Task instructions: Strip the pictures and reproduce the rest of the listing exactly.

Information shown:
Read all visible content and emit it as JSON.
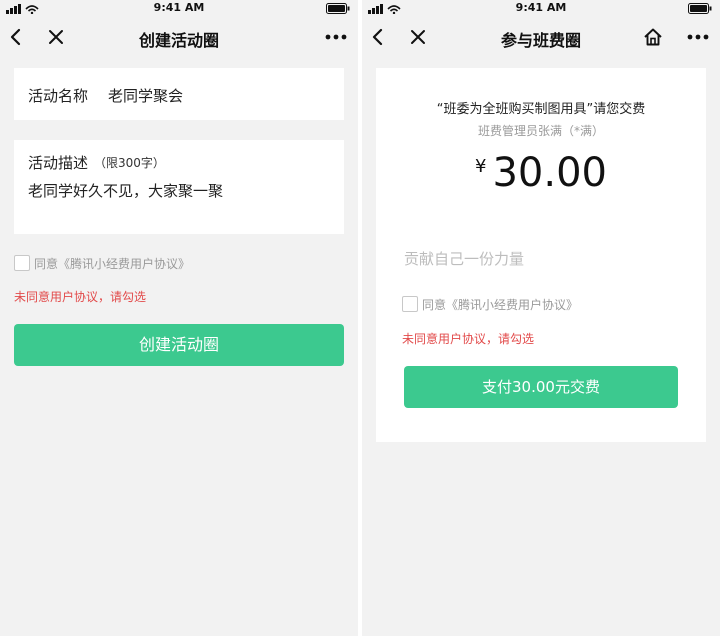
{
  "status_bar": {
    "time": "9:41 AM"
  },
  "left": {
    "title": "创建活动圈",
    "name_label": "活动名称",
    "name_value": "老同学聚会",
    "desc_label": "活动描述",
    "desc_limit": "（限300字）",
    "desc_value": "老同学好久不见，大家聚一聚",
    "agree_text": "同意《腾讯小经费用户协议》",
    "warn_text": "未同意用户协议，请勾选",
    "button_label": "创建活动圈"
  },
  "right": {
    "title": "参与班费圈",
    "pay_title": "“班委为全班购买制图用具”请您交费",
    "manager_text": "班费管理员张满（*满）",
    "currency": "¥",
    "amount": "30.00",
    "contrib_placeholder": "贡献自己一份力量",
    "agree_text": "同意《腾讯小经费用户协议》",
    "warn_text": "未同意用户协议，请勾选",
    "button_label": "支付30.00元交费"
  },
  "icons": {
    "back": "back-chevron-icon",
    "close": "close-icon",
    "more": "more-dots-icon",
    "home": "home-icon",
    "signal": "signal-icon",
    "wifi": "wifi-icon",
    "battery": "battery-icon"
  },
  "colors": {
    "accent": "#3cc98f",
    "warning": "#e24a4a",
    "background": "#f2f2f2"
  }
}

Task response:
Read all visible content and emit it as JSON.
{
  "status_bar": {
    "time": "9:41 AM"
  },
  "left": {
    "title": "创建活动圈",
    "name_label": "活动名称",
    "name_value": "老同学聚会",
    "desc_label": "活动描述",
    "desc_limit": "（限300字）",
    "desc_value": "老同学好久不见，大家聚一聚",
    "agree_text": "同意《腾讯小经费用户协议》",
    "warn_text": "未同意用户协议，请勾选",
    "button_label": "创建活动圈"
  },
  "right": {
    "title": "参与班费圈",
    "pay_title": "“班委为全班购买制图用具”请您交费",
    "manager_text": "班费管理员张满（*满）",
    "currency": "¥",
    "amount": "30.00",
    "contrib_placeholder": "贡献自己一份力量",
    "agree_text": "同意《腾讯小经费用户协议》",
    "warn_text": "未同意用户协议，请勾选",
    "button_label": "支付30.00元交费"
  },
  "icons": {
    "back": "back-chevron-icon",
    "close": "close-icon",
    "more": "more-dots-icon",
    "home": "home-icon",
    "signal": "signal-icon",
    "wifi": "wifi-icon",
    "battery": "battery-icon"
  },
  "colors": {
    "accent": "#3cc98f",
    "warning": "#e24a4a",
    "background": "#f2f2f2"
  }
}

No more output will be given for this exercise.